═══ Extracted records ═══

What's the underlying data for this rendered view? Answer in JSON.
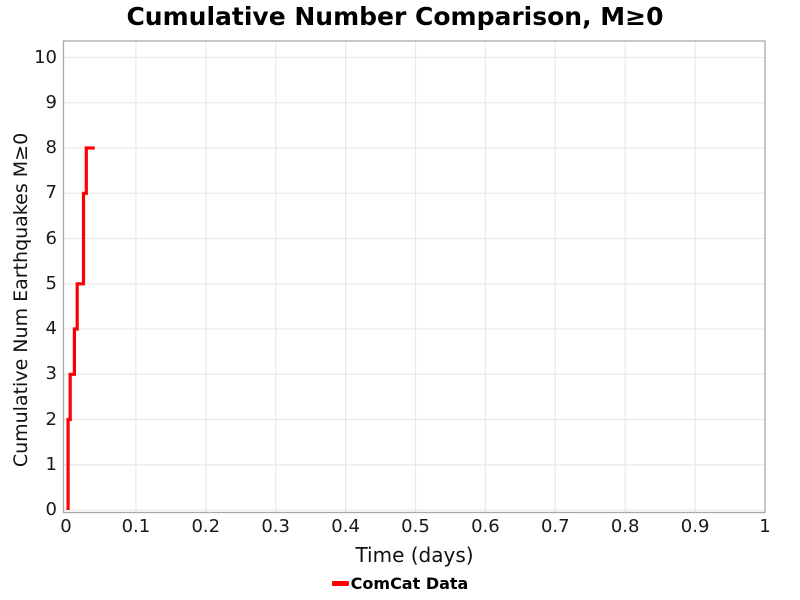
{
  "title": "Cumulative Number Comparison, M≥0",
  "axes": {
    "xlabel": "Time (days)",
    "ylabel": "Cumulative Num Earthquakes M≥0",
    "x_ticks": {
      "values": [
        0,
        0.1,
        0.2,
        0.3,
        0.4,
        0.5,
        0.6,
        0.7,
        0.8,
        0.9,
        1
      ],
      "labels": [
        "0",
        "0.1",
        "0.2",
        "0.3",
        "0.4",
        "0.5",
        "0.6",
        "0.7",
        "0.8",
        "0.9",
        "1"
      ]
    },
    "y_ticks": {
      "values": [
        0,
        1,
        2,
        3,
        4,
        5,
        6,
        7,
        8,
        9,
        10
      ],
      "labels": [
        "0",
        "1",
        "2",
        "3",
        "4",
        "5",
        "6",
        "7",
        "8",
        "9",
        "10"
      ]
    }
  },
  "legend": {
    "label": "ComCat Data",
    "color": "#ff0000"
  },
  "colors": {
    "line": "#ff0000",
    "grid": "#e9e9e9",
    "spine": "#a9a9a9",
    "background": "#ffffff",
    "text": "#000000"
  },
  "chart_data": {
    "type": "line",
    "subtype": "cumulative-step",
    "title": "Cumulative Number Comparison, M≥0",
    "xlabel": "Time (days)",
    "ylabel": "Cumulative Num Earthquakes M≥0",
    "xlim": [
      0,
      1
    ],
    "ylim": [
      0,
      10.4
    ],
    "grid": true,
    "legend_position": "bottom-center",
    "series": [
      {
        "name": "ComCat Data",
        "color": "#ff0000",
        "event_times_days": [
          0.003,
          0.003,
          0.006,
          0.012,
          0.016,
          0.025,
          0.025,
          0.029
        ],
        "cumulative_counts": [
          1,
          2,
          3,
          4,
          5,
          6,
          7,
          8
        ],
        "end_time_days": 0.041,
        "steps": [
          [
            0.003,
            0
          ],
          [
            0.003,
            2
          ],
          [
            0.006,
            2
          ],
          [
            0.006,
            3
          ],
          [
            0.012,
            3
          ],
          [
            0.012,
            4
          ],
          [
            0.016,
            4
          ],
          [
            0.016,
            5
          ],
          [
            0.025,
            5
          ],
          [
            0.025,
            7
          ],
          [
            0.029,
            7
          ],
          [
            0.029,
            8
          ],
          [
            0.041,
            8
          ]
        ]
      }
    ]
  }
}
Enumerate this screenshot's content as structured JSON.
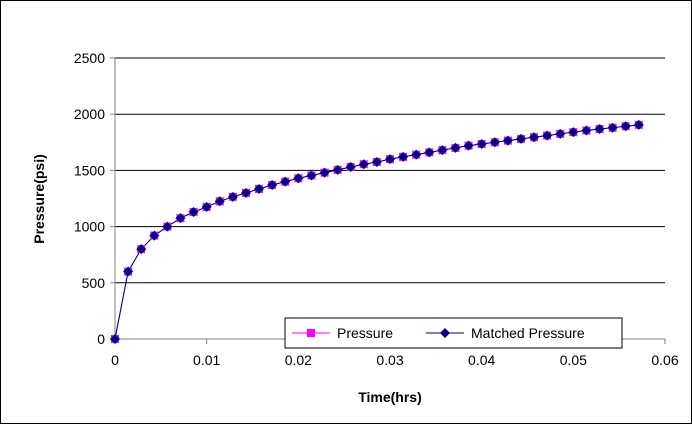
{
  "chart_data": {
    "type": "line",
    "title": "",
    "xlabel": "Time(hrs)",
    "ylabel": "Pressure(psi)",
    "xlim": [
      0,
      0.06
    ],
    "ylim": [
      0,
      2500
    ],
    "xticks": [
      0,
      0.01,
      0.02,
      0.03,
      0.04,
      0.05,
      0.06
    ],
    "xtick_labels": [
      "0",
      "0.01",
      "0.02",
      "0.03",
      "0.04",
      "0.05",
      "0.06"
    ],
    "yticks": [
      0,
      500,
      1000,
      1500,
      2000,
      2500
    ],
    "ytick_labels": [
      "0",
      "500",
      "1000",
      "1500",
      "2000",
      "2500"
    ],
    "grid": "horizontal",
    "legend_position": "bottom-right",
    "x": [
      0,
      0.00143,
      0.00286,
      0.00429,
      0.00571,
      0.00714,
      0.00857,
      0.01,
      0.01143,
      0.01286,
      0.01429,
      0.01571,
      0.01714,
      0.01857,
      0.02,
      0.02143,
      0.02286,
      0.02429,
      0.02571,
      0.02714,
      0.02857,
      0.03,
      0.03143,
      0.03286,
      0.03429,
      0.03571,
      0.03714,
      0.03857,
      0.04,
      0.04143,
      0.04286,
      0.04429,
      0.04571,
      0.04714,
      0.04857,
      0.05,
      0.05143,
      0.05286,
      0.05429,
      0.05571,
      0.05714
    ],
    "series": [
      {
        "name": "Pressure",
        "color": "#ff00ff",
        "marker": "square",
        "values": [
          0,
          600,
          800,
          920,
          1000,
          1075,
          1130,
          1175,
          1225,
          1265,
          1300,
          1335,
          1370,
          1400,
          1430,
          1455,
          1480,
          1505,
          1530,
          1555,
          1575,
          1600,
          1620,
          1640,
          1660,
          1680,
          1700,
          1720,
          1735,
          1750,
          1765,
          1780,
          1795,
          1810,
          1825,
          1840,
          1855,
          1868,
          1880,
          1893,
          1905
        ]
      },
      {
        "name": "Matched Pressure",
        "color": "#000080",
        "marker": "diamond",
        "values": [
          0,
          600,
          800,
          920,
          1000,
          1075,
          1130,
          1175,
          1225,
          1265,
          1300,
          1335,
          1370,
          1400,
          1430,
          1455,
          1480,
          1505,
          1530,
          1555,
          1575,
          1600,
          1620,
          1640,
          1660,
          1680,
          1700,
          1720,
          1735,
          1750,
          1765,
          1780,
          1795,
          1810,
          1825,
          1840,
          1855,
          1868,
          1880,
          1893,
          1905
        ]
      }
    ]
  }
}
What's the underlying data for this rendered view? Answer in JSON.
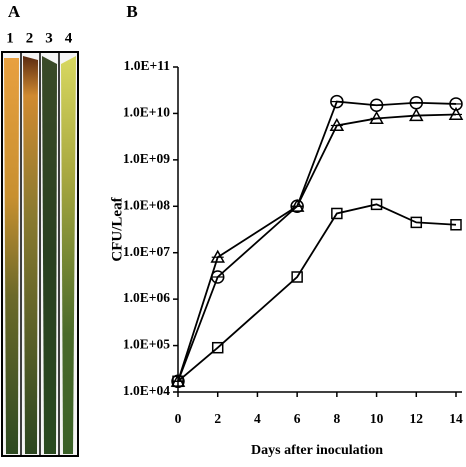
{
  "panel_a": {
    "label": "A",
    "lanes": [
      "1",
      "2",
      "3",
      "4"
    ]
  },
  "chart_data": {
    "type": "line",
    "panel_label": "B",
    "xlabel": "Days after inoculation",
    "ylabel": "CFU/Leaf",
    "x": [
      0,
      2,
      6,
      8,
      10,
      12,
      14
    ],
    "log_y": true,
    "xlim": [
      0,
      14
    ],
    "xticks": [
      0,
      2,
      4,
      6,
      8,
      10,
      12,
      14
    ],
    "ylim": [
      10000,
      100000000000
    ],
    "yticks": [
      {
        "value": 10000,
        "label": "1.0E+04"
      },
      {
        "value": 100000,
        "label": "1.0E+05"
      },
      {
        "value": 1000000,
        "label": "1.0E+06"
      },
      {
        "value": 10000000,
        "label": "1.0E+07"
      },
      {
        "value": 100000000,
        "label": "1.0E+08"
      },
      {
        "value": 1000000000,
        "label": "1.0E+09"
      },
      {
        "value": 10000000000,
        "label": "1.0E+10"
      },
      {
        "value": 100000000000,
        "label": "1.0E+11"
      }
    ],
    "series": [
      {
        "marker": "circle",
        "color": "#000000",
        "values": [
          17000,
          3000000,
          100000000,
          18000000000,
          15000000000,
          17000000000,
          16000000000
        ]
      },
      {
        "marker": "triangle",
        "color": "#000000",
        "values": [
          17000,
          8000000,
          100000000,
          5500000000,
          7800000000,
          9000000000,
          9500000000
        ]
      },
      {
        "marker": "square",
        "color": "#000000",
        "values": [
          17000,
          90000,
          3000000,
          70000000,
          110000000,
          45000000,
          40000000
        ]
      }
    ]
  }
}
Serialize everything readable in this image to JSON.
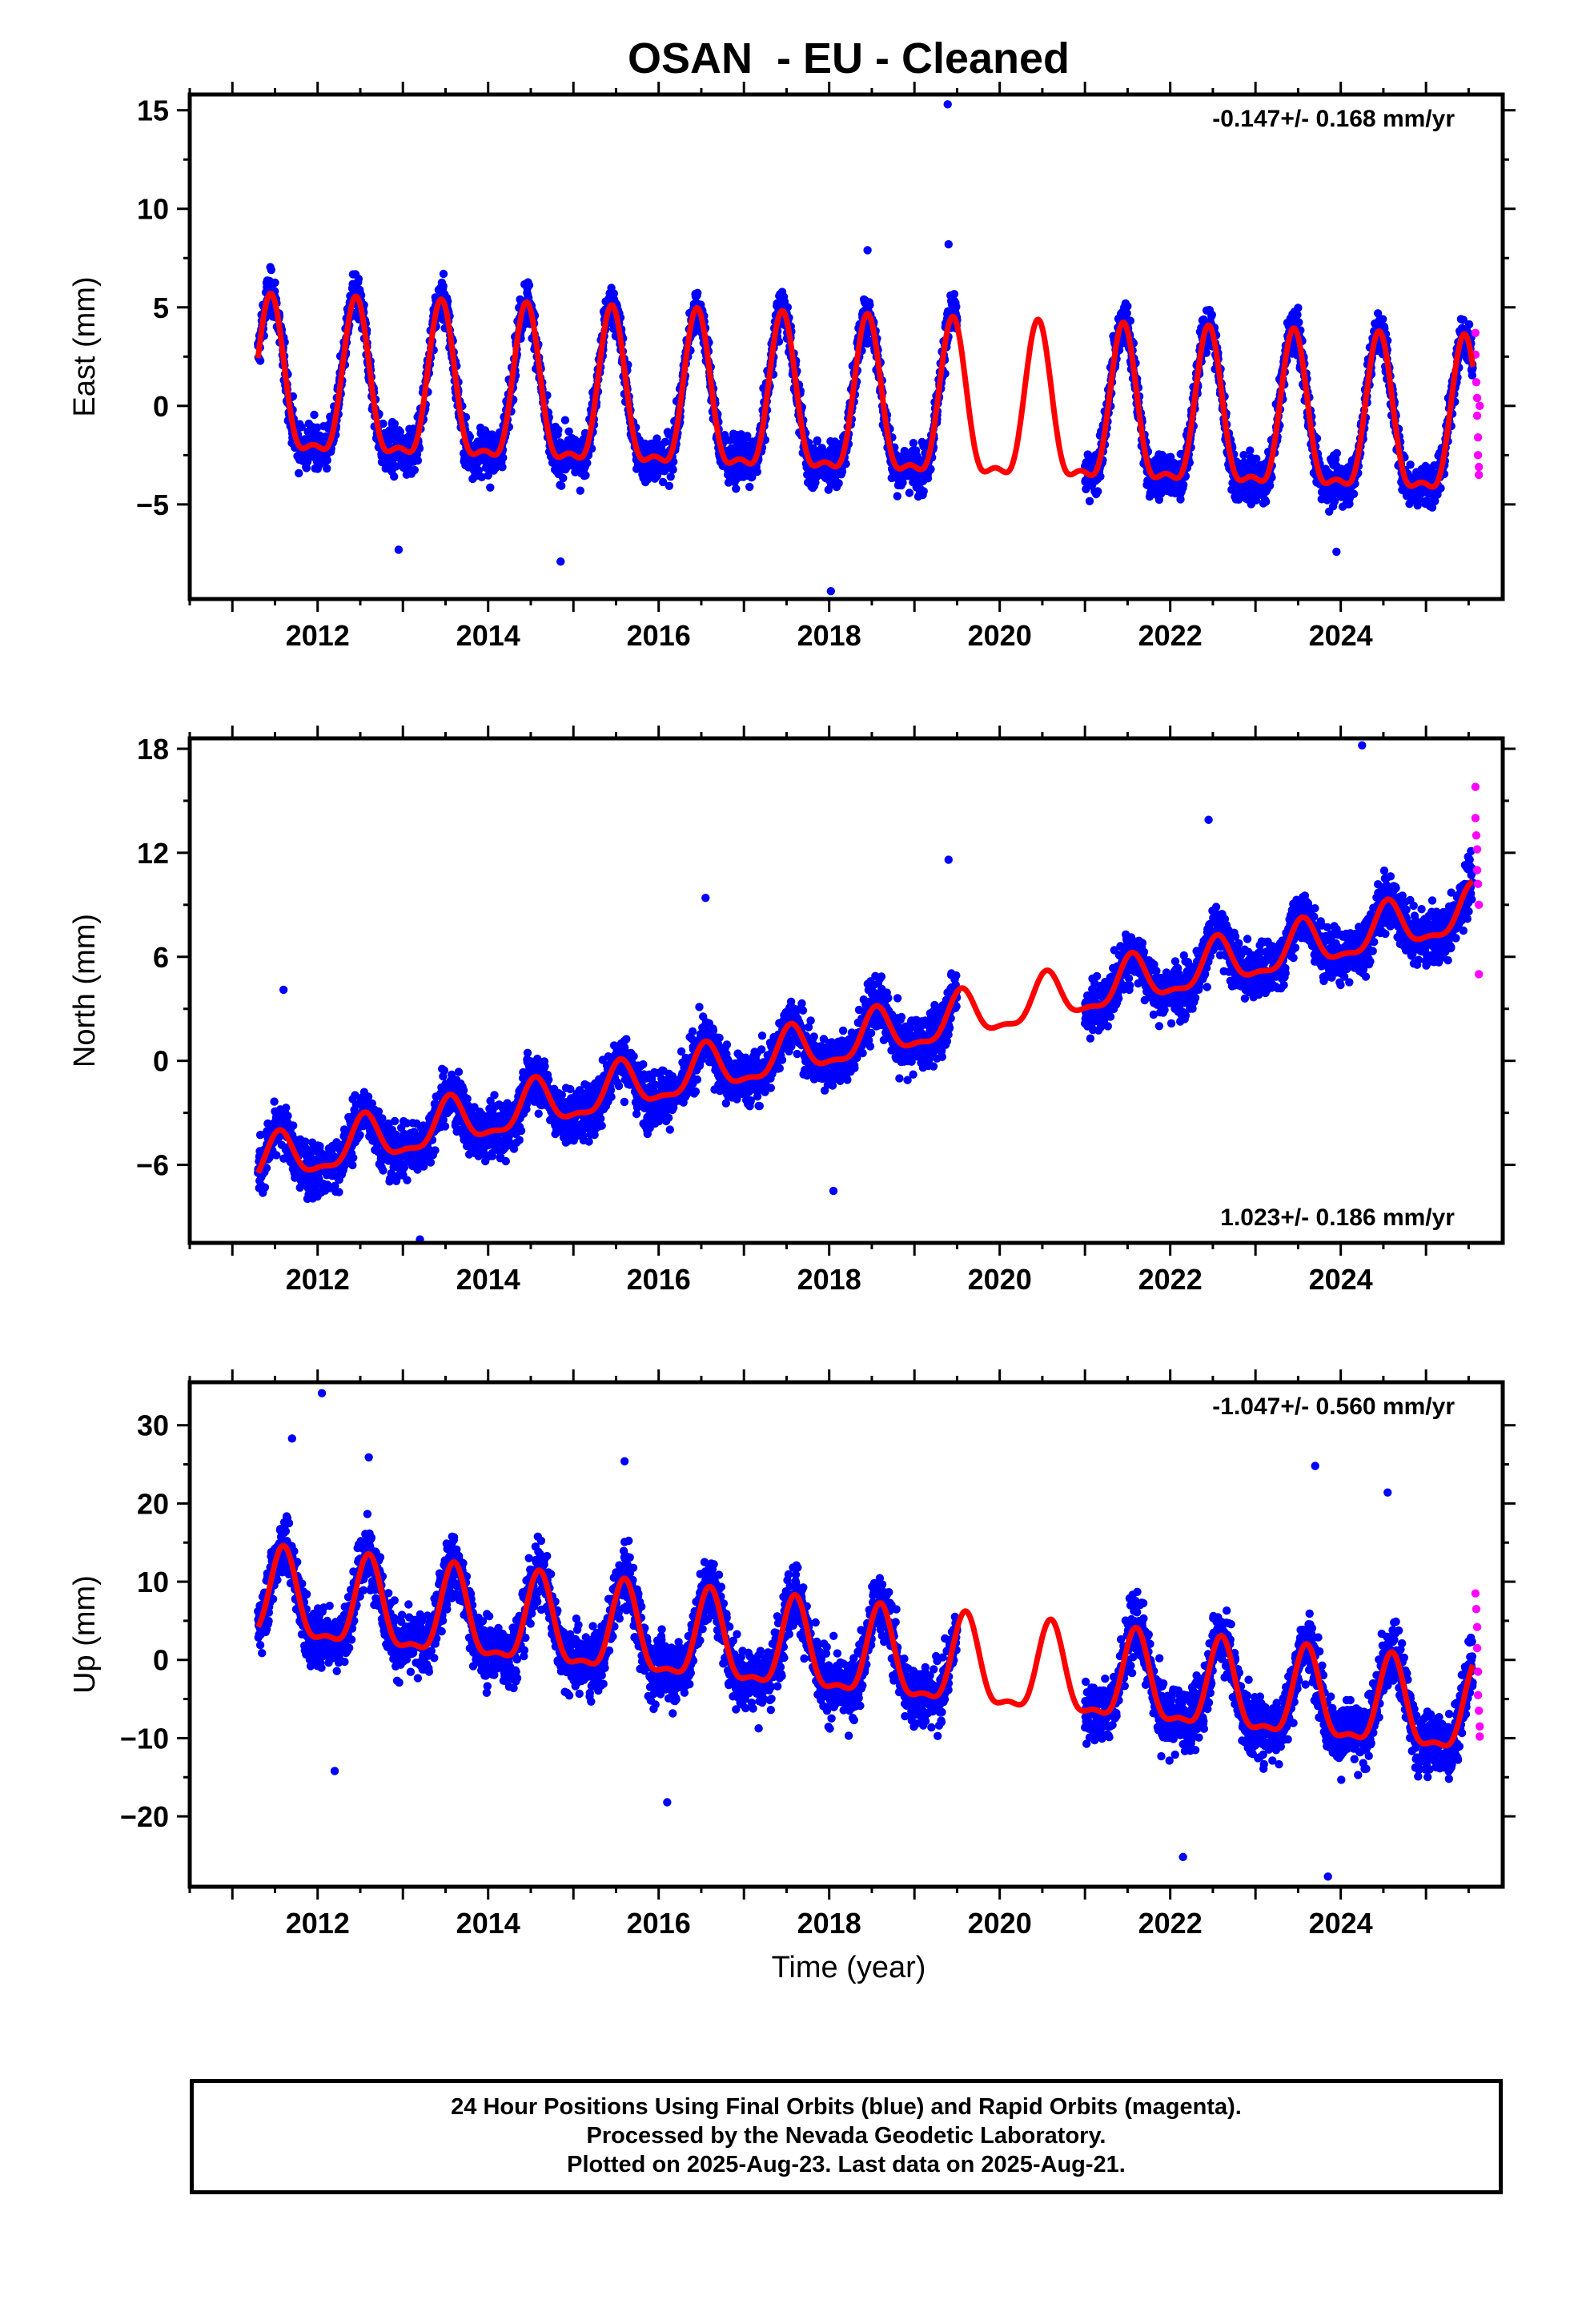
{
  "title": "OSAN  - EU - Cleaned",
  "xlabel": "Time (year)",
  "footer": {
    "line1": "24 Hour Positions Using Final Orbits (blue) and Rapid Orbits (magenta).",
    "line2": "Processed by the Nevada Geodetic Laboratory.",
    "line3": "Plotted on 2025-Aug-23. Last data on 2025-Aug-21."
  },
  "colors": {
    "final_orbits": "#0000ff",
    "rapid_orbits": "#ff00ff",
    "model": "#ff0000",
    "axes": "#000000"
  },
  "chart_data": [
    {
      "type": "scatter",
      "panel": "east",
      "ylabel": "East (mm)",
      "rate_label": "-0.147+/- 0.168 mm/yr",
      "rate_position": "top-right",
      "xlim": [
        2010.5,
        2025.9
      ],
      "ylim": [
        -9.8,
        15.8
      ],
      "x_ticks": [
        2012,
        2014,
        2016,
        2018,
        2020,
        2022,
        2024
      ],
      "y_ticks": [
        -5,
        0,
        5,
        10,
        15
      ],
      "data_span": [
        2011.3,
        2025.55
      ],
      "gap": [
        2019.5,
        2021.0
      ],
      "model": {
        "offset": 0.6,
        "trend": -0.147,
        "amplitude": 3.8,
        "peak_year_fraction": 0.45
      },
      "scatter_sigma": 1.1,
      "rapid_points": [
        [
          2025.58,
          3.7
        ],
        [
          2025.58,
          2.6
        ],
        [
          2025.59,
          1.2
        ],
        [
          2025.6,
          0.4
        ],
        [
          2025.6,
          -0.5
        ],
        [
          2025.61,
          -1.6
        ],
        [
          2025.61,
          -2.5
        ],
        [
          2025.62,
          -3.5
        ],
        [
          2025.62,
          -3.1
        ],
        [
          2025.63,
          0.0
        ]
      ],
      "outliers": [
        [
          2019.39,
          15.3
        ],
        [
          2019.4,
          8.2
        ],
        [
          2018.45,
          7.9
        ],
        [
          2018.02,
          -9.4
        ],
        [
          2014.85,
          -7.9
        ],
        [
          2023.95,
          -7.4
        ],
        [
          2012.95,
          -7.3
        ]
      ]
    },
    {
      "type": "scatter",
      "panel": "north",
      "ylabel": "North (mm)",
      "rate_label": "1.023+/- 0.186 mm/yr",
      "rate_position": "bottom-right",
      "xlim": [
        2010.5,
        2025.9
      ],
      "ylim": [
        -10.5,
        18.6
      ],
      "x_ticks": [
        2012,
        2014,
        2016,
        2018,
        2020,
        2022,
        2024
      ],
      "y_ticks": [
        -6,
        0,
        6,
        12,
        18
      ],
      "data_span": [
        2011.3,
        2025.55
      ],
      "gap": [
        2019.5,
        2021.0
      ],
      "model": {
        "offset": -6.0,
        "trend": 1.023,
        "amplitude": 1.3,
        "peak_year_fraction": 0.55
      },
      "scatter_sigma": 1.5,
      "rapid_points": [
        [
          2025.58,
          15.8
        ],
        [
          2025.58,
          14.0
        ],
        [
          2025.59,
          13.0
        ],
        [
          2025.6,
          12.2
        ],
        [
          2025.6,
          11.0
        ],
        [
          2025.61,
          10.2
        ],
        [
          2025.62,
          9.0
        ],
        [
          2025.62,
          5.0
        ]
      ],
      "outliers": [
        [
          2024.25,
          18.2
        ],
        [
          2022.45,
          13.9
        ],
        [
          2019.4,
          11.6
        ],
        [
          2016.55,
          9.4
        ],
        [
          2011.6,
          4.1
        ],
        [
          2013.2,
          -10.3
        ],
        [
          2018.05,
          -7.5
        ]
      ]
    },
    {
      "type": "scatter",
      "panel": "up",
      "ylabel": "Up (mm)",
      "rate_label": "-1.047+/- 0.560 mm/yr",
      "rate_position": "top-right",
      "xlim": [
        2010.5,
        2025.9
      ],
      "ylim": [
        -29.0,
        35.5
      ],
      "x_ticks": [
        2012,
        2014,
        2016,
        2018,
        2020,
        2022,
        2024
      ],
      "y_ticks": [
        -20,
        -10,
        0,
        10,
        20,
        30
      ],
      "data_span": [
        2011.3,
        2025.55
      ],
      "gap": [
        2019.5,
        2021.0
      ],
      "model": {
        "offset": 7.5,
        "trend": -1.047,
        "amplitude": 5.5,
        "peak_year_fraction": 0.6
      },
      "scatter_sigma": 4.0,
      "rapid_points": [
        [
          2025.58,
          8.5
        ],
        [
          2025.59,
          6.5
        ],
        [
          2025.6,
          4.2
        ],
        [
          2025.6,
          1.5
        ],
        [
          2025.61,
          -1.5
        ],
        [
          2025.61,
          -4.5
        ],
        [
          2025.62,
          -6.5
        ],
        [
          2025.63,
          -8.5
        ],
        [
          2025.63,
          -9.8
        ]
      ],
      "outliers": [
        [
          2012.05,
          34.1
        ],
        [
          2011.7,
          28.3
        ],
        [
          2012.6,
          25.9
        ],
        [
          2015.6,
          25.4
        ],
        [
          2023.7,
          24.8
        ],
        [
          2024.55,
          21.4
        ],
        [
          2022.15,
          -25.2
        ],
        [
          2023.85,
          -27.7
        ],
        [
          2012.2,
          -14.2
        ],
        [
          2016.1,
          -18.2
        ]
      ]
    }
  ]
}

═══

The request: Copy every line above in which the string "this" shows up.

Result:
What's the underlying data for this rendered view? Answer in JSON.
Enumerate this screenshot's content as structured JSON.
What's the underlying data for this rendered view? Answer in JSON.
Serialize everything readable in this image to JSON.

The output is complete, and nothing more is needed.